Task statement ::
Go through the records and show each line where the word "color" occurs.

Given records ::
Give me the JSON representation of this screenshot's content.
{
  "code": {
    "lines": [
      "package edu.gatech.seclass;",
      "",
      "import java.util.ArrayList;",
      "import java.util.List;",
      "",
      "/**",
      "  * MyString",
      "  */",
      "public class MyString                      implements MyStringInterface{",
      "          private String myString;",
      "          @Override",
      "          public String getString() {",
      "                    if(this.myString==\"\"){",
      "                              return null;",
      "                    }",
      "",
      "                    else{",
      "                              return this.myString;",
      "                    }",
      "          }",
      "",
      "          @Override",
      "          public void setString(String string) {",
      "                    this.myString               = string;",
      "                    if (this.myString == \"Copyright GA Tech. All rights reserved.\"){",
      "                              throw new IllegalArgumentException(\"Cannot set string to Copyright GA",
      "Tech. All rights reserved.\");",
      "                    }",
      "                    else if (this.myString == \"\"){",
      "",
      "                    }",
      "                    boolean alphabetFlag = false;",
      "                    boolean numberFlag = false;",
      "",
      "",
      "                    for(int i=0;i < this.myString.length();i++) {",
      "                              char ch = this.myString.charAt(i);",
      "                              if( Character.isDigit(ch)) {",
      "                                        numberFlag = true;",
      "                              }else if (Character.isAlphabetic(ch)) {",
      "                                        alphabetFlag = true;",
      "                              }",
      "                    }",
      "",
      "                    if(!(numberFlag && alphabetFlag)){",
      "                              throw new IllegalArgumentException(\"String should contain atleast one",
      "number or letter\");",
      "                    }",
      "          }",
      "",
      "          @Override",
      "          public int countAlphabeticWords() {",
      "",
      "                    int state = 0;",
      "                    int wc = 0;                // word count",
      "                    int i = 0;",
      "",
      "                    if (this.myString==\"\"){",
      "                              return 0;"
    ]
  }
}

---

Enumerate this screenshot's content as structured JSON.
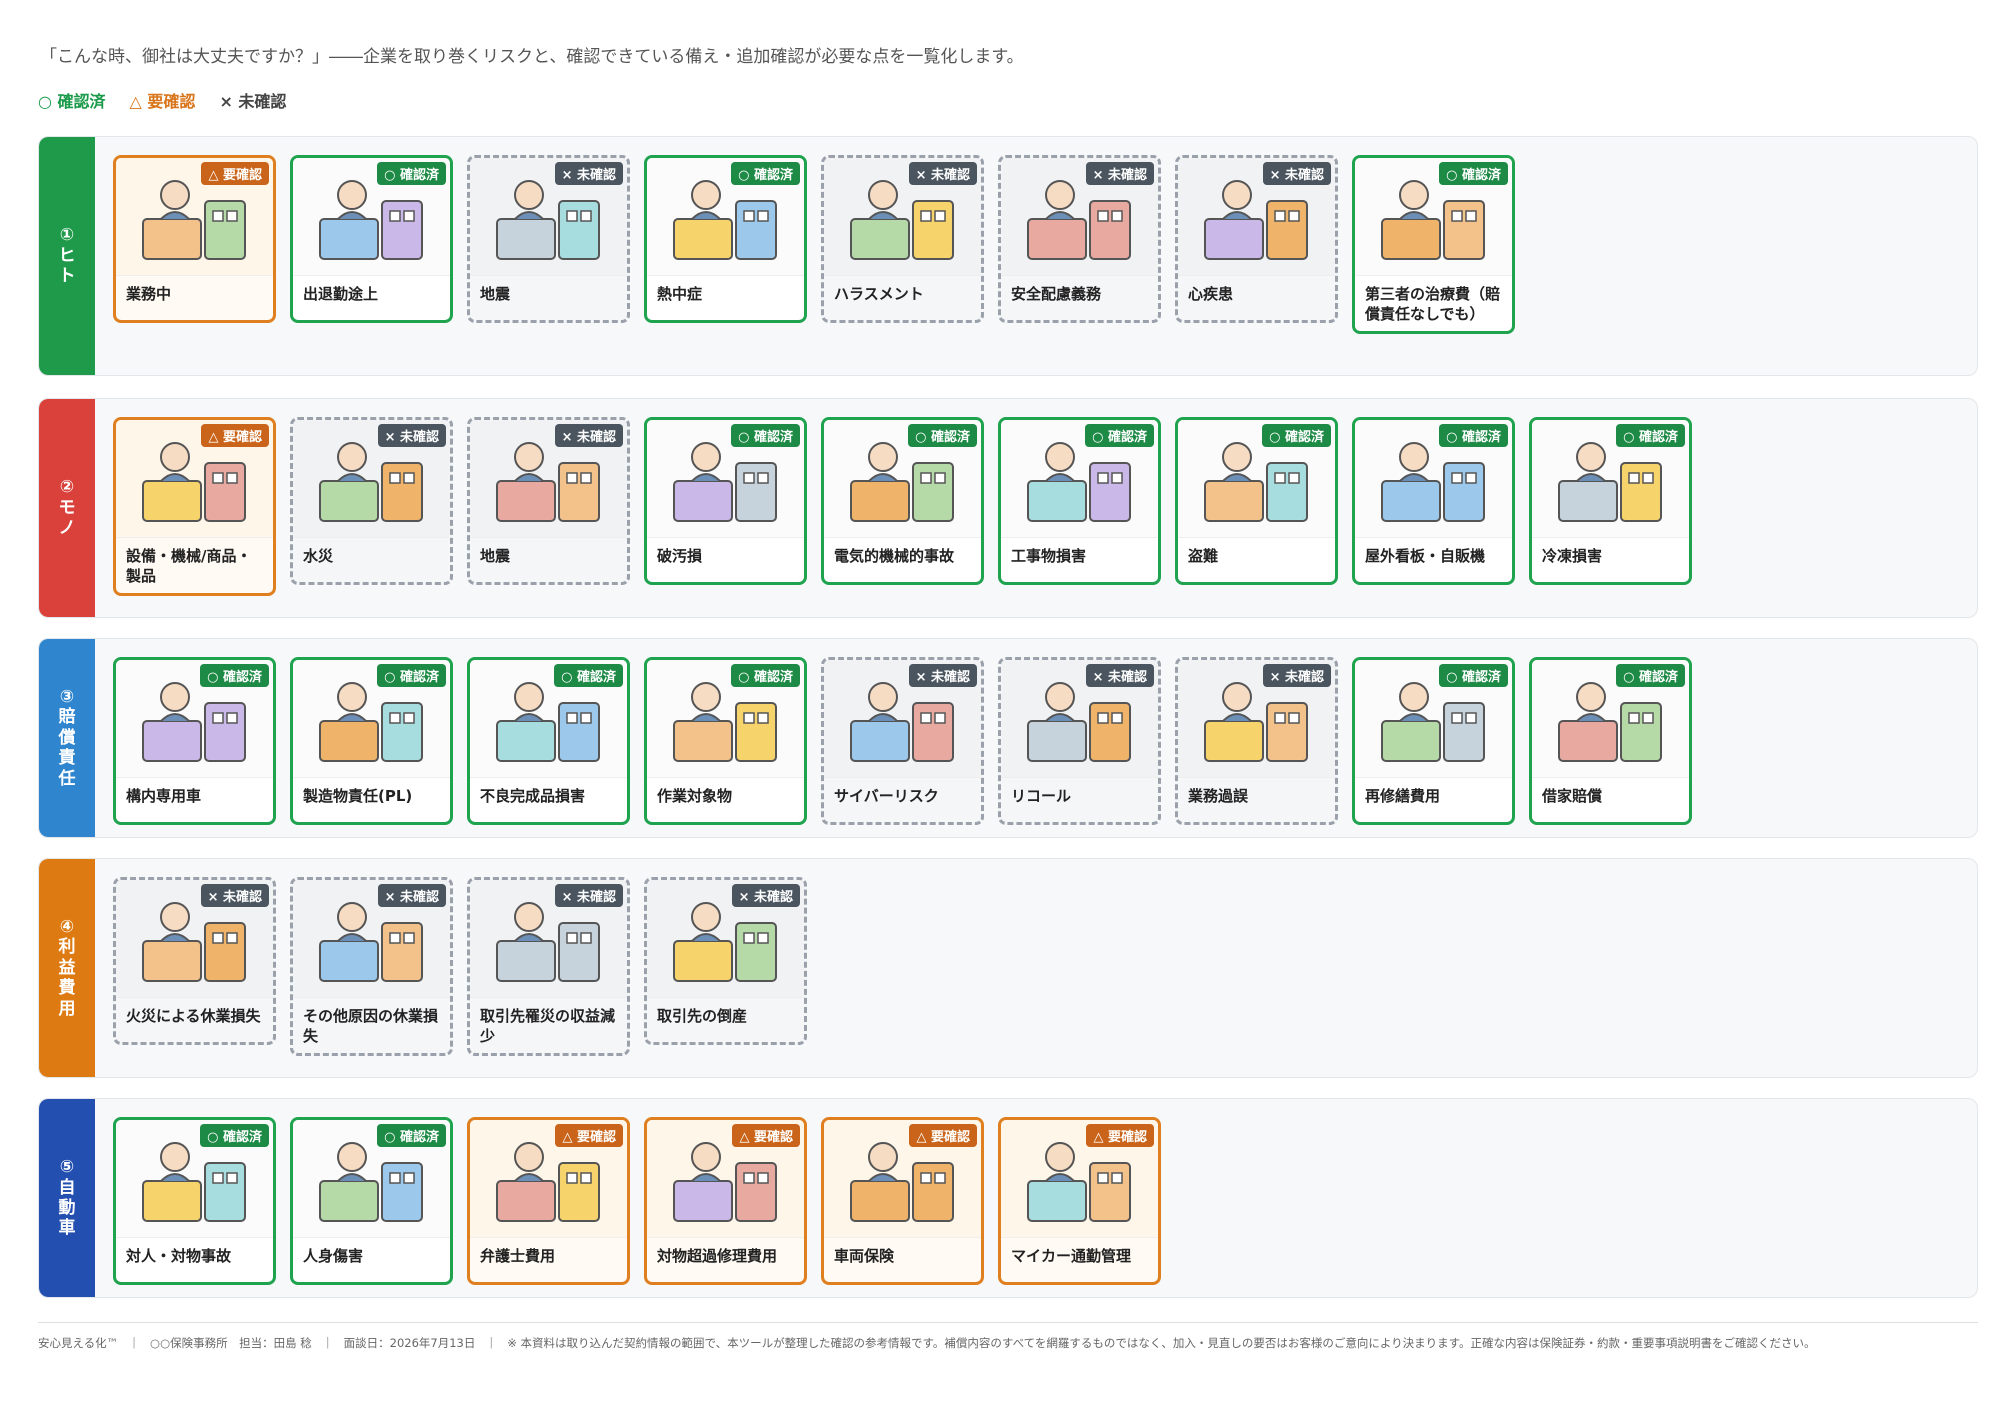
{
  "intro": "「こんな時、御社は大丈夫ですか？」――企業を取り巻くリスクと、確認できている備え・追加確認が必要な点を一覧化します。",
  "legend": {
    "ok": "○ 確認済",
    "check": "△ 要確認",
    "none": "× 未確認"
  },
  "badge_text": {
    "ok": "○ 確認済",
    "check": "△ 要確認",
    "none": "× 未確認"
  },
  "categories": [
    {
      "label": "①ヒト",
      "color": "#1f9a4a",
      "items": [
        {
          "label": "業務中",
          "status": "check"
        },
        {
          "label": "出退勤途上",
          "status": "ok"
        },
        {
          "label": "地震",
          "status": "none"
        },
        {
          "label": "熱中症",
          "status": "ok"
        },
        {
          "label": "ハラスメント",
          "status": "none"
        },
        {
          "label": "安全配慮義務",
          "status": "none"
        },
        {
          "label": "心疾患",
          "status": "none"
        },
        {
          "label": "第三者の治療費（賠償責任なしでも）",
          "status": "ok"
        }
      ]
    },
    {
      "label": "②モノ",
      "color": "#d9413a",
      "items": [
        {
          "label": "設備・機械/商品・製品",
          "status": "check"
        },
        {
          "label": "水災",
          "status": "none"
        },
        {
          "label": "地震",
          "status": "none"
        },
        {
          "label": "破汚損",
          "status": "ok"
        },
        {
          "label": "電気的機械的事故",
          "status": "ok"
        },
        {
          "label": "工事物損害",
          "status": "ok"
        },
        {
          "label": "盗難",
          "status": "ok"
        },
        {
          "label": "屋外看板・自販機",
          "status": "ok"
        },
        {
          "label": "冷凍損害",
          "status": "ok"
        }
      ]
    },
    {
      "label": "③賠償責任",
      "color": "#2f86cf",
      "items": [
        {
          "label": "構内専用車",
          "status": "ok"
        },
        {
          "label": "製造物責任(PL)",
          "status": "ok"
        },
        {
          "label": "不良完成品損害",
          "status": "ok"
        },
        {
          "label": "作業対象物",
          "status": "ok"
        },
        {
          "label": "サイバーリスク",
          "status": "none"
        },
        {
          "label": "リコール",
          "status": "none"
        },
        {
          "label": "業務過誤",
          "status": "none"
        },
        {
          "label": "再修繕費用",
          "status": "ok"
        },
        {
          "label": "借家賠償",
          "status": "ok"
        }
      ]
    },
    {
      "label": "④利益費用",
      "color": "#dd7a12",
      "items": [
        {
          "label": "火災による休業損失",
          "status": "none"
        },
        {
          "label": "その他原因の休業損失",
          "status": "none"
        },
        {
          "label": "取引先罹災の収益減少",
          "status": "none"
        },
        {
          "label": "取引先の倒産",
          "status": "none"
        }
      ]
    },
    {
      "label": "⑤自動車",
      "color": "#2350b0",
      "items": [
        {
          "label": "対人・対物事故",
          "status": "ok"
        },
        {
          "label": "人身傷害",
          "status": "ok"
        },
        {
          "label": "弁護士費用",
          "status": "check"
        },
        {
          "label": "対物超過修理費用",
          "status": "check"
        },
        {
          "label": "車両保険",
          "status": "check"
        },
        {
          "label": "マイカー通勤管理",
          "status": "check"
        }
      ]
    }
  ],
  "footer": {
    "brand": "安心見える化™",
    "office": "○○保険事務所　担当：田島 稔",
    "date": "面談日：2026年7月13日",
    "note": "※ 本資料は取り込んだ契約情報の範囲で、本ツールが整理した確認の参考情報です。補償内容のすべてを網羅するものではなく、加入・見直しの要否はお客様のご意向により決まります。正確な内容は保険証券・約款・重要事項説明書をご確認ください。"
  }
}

Response to the exercise ::
      "color": "#1f9a4a",
      "color": "#d9413a",
      "color": "#2f86cf",
      "color": "#dd7a12",
      "color": "#2350b0",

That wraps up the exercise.